(Dataset items)
* start *

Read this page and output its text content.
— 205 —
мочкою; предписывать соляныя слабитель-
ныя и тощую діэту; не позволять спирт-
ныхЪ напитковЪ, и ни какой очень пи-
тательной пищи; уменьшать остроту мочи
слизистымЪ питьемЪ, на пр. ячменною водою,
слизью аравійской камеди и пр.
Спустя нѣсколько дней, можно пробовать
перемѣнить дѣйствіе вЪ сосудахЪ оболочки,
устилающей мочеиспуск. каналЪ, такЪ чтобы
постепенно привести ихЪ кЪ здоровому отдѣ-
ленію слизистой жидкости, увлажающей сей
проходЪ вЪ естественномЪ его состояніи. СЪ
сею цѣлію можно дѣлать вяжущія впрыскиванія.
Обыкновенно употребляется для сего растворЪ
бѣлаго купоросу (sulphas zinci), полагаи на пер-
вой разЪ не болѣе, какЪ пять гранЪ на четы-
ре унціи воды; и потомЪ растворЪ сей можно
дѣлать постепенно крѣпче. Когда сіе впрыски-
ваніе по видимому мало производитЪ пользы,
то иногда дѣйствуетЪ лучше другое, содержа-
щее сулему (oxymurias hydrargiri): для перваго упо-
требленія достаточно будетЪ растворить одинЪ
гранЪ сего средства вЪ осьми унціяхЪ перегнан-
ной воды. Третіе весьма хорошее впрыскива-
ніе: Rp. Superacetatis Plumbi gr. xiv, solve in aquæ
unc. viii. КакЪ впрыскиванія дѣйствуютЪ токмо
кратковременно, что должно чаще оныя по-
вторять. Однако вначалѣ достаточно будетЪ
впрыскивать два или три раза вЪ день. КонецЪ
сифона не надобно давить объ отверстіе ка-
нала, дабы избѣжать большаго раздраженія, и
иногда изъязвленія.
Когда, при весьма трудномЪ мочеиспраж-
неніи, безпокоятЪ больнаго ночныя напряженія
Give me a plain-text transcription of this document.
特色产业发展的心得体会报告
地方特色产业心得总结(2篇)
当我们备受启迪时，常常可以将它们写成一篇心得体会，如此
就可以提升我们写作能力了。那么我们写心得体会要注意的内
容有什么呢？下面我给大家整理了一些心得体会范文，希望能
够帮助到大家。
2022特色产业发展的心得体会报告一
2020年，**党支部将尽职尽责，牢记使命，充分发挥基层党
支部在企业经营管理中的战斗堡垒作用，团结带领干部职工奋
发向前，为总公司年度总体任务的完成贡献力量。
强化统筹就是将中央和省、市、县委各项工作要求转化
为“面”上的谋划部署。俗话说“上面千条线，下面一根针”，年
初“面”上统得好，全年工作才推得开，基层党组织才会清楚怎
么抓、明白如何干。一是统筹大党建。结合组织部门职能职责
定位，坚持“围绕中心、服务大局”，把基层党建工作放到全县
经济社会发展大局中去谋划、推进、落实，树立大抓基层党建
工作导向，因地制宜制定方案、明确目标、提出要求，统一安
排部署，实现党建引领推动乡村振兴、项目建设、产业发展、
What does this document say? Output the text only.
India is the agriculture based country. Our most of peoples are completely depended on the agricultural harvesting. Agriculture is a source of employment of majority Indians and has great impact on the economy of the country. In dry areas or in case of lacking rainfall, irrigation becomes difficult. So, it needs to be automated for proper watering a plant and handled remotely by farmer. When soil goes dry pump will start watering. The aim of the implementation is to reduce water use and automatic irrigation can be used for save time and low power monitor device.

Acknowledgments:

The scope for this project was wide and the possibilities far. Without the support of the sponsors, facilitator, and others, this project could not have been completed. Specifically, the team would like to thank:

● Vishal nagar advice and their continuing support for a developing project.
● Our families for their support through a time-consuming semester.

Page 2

* end *

Exact copies of all the records are required.

TASK RESULT —
Read this page and output its text content.
— 205 —
мочкою; предписывать соляныя слабитель-
ныя и тощую діэту; не позволять спирт-
ныхЪ напитковЪ, и ни какой очень пи-
тательной пищи; уменьшать остроту мочи
слизистымЪ питьемЪ, на пр. ячменною водою,
слизью аравійской камеди и пр.
Спустя нѣсколько дней, можно пробовать
перемѣнить дѣйствіе вЪ сосудахЪ оболочки,
устилающей мочеиспуск. каналЪ, такЪ чтобы
постепенно привести ихЪ кЪ здоровому отдѣ-
ленію слизистой жидкости, увлажающей сей
проходЪ вЪ естественномЪ его состояніи. СЪ
сею цѣлію можно дѣлать вяжущія впрыскиванія.
Обыкновенно употребляется для сего растворЪ
бѣлаго купоросу (sulphas zinci), полагаи на пер-
вой разЪ не болѣе, какЪ пять гранЪ на четы-
ре унціи воды; и потомЪ растворЪ сей можно
дѣлать постепенно крѣпче. Когда сіе впрыски-
ваніе по видимому мало производитЪ пользы,
то иногда дѣйствуетЪ лучше другое, содержа-
щее сулему (oxymurias hydrargiri): для перваго упо-
требленія достаточно будетЪ растворить одинЪ
гранЪ сего средства вЪ осьми унціяхЪ перегнан-
ной воды. Третіе весьма хорошее впрыскива-
ніе: Rp. Superacetatis Plumbi gr. xiv, solve in aquæ
unc. viii. КакЪ впрыскиванія дѣйствуютЪ токмо
кратковременно, что должно чаще оныя по-
вторять. Однако вначалѣ достаточно будетЪ
впрыскивать два или три раза вЪ день. КонецЪ
сифона не надобно давить объ отверстіе ка-
нала, дабы избѣжать большаго раздраженія, и
иногда изъязвленія.
Когда, при весьма трудномЪ мочеиспраж-
неніи, безпокоятЪ больнаго ночныя напряженія
Give me a plain-text transcription of this document.
特色产业发展的心得体会报告
地方特色产业心得总结(2篇)
当我们备受启迪时，常常可以将它们写成一篇心得体会，如此
就可以提升我们写作能力了。那么我们写心得体会要注意的内
容有什么呢？下面我给大家整理了一些心得体会范文，希望能
够帮助到大家。
2022特色产业发展的心得体会报告一
2020年，**党支部将尽职尽责，牢记使命，充分发挥基层党
支部在企业经营管理中的战斗堡垒作用，团结带领干部职工奋
发向前，为总公司年度总体任务的完成贡献力量。
强化统筹就是将中央和省、市、县委各项工作要求转化
为“面”上的谋划部署。俗话说“上面千条线，下面一根针”，年
初“面”上统得好，全年工作才推得开，基层党组织才会清楚怎
么抓、明白如何干。一是统筹大党建。结合组织部门职能职责
定位，坚持“围绕中心、服务大局”，把基层党建工作放到全县
经济社会发展大局中去谋划、推进、落实，树立大抓基层党建
工作导向，因地制宜制定方案、明确目标、提出要求，统一安
排部署，实现党建引领推动乡村振兴、项目建设、产业发展、
What does this document say? Output the text only.
India is the agriculture based country. Our most of peoples are completely depended on the agricultural harvesting. Agriculture is a source of employment of majority Indians and has great impact on the economy of the country. In dry areas or in case of lacking rainfall, irrigation becomes difficult. So, it needs to be automated for proper watering a plant and handled remotely by farmer. When soil goes dry pump will start watering. The aim of the implementation is to reduce water use and automatic irrigation can be used for save time and low power monitor device.

Acknowledgments:

The scope for this project was wide and the possibilities far. Without the support of the sponsors, facilitator, and others, this project could not have been completed. Specifically, the team would like to thank:

● Vishal nagar advice and their continuing support for a developing project.
● Our families for their support through a time-consuming semester.

Page 2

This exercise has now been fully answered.